## Begin Input rows

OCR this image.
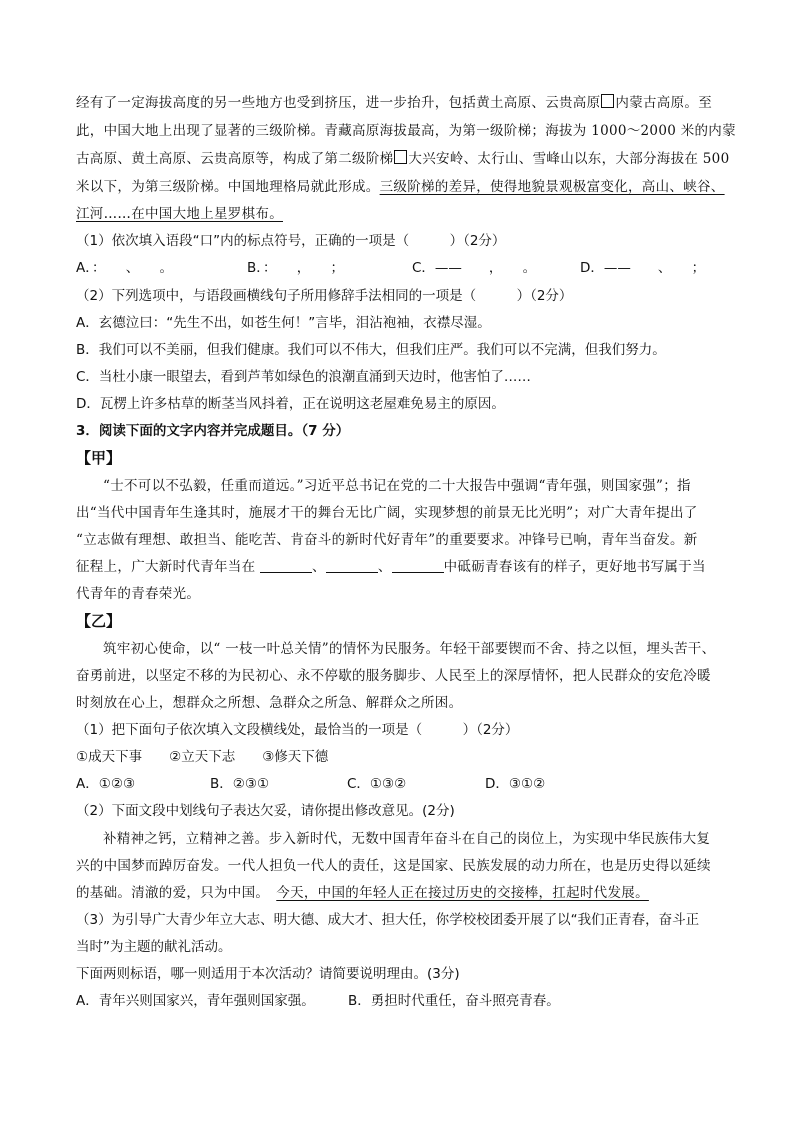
经有了一定海拔高度的另一些地方也受到挤压，进一步抬升，包括黄土高原、云贵高原 内蒙古高原。至
此，中国大地上出现了显著的三级阶梯。青藏高原海拔最高，为第一级阶梯；海拔为 1000～2000 米的内蒙
古高原、黄土高原、云贵高原等，构成了第二级阶梯 大兴安岭、太行山、雪峰山以东，大部分海拔在 500
米以下，为第三级阶梯。中国地理格局就此形成。三级阶梯的差异，使得地貌景观极富变化，高山、峡谷、
江河……在中国大地上星罗棋布。
（1）依次填入语段“口”内的标点符号，正确的一项是（　　　）（2分）
A．：　　、　　。	B．：　　，　　；	C．——　　，　　。	D．——　　、　　；
（2）下列选项中，与语段画横线句子所用修辞手法相同的一项是（　　　）（2分）
A．玄德泣曰：“先生不出，如苍生何！”言毕，泪沾袍袖，衣襟尽湿。
B．我们可以不美丽，但我们健康。我们可以不伟大，但我们庄严。我们可以不完满，但我们努力。
C．当杜小康一眼望去，看到芦苇如绿色的浪潮直涌到天边时，他害怕了……
D．瓦楞上许多枯草的断茎当风抖着，正在说明这老屋难免易主的原因。
3．阅读下面的文字内容并完成题目。（7 分）
【甲】
“士不可以不弘毅，任重而道远。”习近平总书记在党的二十大报告中强调“青年强，则国家强”；指
出“当代中国青年生逢其时，施展才干的舞台无比广阔，实现梦想的前景无比光明”；对广大青年提出了
“立志做有理想、敢担当、能吃苦、肯奋斗的新时代好青年”的重要要求。冲锋号已响，青年当奋发。新
征程上，广大新时代青年当在	、	、	中砥砺青春该有的样子，更好地书写属于当
代青年的青春荣光。
【乙】
筑牢初心使命，以“ 一枝一叶总关情”的情怀为民服务。年轻干部要锲而不舍、持之以恒，埋头苦干、
奋勇前进，以坚定不移的为民初心、永不停歇的服务脚步、人民至上的深厚情怀，把人民群众的安危冷暖
时刻放在心上，想群众之所想、急群众之所急、解群众之所困。
（1）把下面句子依次填入文段横线处，最恰当的一项是（　　　）（2分）
①成天下事　　②立天下志　　③修天下德
A．①②③	B．②③①	C．①③②	D．③①②
（2）下面文段中划线句子表达欠妥，请你提出修改意见。(2分)
补精神之钙，立精神之善。步入新时代，无数中国青年奋斗在自己的岗位上，为实现中华民族伟大复
兴的中国梦而踔厉奋发。一代人担负一代人的责任，这是国家、民族发展的动力所在，也是历史得以延续
的基础。清澈的爱，只为中国。　 今天，中国的年轻人正在接过历史的交接棒，扛起时代发展。
（3）为引导广大青少年立大志、明大德、成大才、担大任，你学校校团委开展了以“我们正青春，奋斗正
当时”为主题的献礼活动。
下面两则标语，哪一则适用于本次活动？请简要说明理由。(3分)
A．青年兴则国家兴，青年强则国家强。 B．勇担时代重任，奋斗照亮青春。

## End Input rows

Aim: Leave out the pictures and return every record word for word.

Answer to this task:
OCR this image.
经有了一定海拔高度的另一些地方也受到挤压，进一步抬升，包括黄土高原、云贵高原 内蒙古高原。至
此，中国大地上出现了显著的三级阶梯。青藏高原海拔最高，为第一级阶梯；海拔为 1000～2000 米的内蒙
古高原、黄土高原、云贵高原等，构成了第二级阶梯 大兴安岭、太行山、雪峰山以东，大部分海拔在 500
米以下，为第三级阶梯。中国地理格局就此形成。三级阶梯的差异，使得地貌景观极富变化，高山、峡谷、
江河……在中国大地上星罗棋布。
（1）依次填入语段“口”内的标点符号，正确的一项是（　　　）（2分）
A．：　　、　　。	B．：　　，　　；	C．——　　，　　。	D．——　　、　　；
（2）下列选项中，与语段画横线句子所用修辞手法相同的一项是（　　　）（2分）
A．玄德泣曰：“先生不出，如苍生何！”言毕，泪沾袍袖，衣襟尽湿。
B．我们可以不美丽，但我们健康。我们可以不伟大，但我们庄严。我们可以不完满，但我们努力。
C．当杜小康一眼望去，看到芦苇如绿色的浪潮直涌到天边时，他害怕了……
D．瓦楞上许多枯草的断茎当风抖着，正在说明这老屋难免易主的原因。
3．阅读下面的文字内容并完成题目。（7 分）
【甲】
“士不可以不弘毅，任重而道远。”习近平总书记在党的二十大报告中强调“青年强，则国家强”；指
出“当代中国青年生逢其时，施展才干的舞台无比广阔，实现梦想的前景无比光明”；对广大青年提出了
“立志做有理想、敢担当、能吃苦、肯奋斗的新时代好青年”的重要要求。冲锋号已响，青年当奋发。新
征程上，广大新时代青年当在	、	、	中砥砺青春该有的样子，更好地书写属于当
代青年的青春荣光。
【乙】
筑牢初心使命，以“ 一枝一叶总关情”的情怀为民服务。年轻干部要锲而不舍、持之以恒，埋头苦干、
奋勇前进，以坚定不移的为民初心、永不停歇的服务脚步、人民至上的深厚情怀，把人民群众的安危冷暖
时刻放在心上，想群众之所想、急群众之所急、解群众之所困。
（1）把下面句子依次填入文段横线处，最恰当的一项是（　　　）（2分）
①成天下事　　②立天下志　　③修天下德
A．①②③	B．②③①	C．①③②	D．③①②
（2）下面文段中划线句子表达欠妥，请你提出修改意见。(2分)
补精神之钙，立精神之善。步入新时代，无数中国青年奋斗在自己的岗位上，为实现中华民族伟大复
兴的中国梦而踔厉奋发。一代人担负一代人的责任，这是国家、民族发展的动力所在，也是历史得以延续
的基础。清澈的爱，只为中国。　 今天，中国的年轻人正在接过历史的交接棒，扛起时代发展。
（3）为引导广大青少年立大志、明大德、成大才、担大任，你学校校团委开展了以“我们正青春，奋斗正
当时”为主题的献礼活动。
下面两则标语，哪一则适用于本次活动？请简要说明理由。(3分)
A．青年兴则国家兴，青年强则国家强。 B．勇担时代重任，奋斗照亮青春。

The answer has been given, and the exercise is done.